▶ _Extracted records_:
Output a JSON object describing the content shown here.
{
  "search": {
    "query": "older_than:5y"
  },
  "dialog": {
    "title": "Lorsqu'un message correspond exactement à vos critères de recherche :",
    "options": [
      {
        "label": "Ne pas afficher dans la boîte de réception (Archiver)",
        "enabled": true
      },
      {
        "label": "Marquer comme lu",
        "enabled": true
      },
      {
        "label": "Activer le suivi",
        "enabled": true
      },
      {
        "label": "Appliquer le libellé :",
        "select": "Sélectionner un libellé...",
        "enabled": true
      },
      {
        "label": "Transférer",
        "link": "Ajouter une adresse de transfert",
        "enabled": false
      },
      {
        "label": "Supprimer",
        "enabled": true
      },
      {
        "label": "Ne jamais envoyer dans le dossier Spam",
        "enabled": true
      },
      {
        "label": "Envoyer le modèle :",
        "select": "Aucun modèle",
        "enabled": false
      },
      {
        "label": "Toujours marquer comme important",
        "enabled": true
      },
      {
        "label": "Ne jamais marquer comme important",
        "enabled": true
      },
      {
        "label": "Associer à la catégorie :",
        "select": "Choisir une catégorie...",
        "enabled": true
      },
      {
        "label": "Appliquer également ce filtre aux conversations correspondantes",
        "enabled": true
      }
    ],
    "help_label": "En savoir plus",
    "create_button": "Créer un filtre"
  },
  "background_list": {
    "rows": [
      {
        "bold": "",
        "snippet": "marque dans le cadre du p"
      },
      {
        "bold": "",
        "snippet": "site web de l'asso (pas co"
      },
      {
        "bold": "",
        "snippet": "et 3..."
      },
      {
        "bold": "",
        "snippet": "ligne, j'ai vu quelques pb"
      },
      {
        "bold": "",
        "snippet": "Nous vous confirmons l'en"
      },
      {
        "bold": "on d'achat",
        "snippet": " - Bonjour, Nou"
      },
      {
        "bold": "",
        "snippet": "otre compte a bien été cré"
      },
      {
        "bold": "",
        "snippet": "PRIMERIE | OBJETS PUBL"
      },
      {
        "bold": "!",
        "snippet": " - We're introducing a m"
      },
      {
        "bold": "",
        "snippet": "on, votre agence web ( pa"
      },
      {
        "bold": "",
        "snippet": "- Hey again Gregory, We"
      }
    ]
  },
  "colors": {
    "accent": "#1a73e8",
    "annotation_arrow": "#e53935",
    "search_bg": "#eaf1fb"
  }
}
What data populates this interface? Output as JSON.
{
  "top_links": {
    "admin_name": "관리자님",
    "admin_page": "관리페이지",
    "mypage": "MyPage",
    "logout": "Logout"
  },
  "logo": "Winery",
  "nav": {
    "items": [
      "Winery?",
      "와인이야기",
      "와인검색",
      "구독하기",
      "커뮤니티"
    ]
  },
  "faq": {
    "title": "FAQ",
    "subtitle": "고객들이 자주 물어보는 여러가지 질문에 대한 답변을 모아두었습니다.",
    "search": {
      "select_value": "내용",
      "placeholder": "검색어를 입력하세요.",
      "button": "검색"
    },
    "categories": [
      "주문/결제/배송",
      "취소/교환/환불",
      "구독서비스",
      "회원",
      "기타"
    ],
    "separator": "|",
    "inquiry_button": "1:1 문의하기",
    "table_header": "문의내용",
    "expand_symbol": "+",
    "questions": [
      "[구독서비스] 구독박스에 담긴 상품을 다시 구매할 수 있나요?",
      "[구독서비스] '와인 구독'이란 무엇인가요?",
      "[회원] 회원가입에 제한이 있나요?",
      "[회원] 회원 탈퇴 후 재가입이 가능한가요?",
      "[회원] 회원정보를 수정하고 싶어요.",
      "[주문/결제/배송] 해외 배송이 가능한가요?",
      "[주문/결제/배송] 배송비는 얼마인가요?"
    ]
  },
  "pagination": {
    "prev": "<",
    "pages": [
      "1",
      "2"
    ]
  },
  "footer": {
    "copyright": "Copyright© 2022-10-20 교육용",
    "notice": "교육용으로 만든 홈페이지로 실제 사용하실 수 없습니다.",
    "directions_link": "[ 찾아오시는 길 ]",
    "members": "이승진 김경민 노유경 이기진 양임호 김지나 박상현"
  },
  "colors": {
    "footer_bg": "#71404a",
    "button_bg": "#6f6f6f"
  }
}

▶ _Work to do_:
Locate all lines in the listing above with the word "important" and copy them.

▶ _Written response_:
        "label": "Toujours marquer comme important",
        "label": "Ne jamais marquer comme important",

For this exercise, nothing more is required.